#### [Record extracts]
○ ○ ○ ○
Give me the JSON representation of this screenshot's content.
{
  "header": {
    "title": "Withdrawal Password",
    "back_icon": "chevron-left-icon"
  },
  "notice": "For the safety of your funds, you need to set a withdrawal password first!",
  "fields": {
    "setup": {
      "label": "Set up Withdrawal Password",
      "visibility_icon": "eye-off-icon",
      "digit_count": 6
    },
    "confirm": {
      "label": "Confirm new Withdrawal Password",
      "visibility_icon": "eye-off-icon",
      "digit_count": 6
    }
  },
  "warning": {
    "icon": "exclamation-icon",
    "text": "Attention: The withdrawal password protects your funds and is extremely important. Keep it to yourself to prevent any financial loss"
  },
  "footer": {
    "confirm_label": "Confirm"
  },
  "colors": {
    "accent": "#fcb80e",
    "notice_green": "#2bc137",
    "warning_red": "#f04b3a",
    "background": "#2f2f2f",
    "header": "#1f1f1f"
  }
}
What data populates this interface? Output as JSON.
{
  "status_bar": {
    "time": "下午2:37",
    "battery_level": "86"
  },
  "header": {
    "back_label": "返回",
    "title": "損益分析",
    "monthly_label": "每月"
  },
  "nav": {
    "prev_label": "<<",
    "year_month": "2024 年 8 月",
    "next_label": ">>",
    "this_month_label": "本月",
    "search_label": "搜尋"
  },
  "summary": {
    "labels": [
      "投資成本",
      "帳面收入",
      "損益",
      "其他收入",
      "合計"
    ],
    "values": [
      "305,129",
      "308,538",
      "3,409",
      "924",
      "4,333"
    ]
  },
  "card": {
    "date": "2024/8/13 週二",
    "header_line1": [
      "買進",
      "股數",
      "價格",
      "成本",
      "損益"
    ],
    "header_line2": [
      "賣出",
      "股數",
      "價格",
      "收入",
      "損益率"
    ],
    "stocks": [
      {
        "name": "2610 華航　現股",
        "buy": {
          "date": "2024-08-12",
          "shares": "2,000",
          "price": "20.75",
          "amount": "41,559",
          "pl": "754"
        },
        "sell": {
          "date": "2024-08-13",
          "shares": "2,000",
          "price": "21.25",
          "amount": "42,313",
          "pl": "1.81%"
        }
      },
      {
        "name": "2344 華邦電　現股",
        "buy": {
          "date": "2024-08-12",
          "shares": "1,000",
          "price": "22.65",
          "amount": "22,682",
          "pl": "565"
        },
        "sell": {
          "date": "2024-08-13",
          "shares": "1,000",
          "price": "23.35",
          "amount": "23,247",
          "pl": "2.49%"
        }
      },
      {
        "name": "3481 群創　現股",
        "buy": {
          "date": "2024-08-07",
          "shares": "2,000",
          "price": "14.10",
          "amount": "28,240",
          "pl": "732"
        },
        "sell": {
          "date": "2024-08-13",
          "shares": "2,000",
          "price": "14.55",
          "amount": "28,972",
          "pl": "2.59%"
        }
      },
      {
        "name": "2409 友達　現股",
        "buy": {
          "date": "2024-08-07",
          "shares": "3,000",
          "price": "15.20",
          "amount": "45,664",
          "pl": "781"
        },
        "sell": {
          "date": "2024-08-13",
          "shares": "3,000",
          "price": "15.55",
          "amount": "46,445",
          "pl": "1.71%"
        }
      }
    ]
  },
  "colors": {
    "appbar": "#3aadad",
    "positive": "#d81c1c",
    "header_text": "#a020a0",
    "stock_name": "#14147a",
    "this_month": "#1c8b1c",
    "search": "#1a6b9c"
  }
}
○ ○ ○ ○
#### [What the task requires]
Locate all lines that include the word "price" and copy them out.

#### [Exercise solution]
          "price": "20.75",
          "price": "21.25",
          "price": "22.65",
          "price": "23.35",
          "price": "14.10",
          "price": "14.55",
          "price": "15.20",
          "price": "15.55",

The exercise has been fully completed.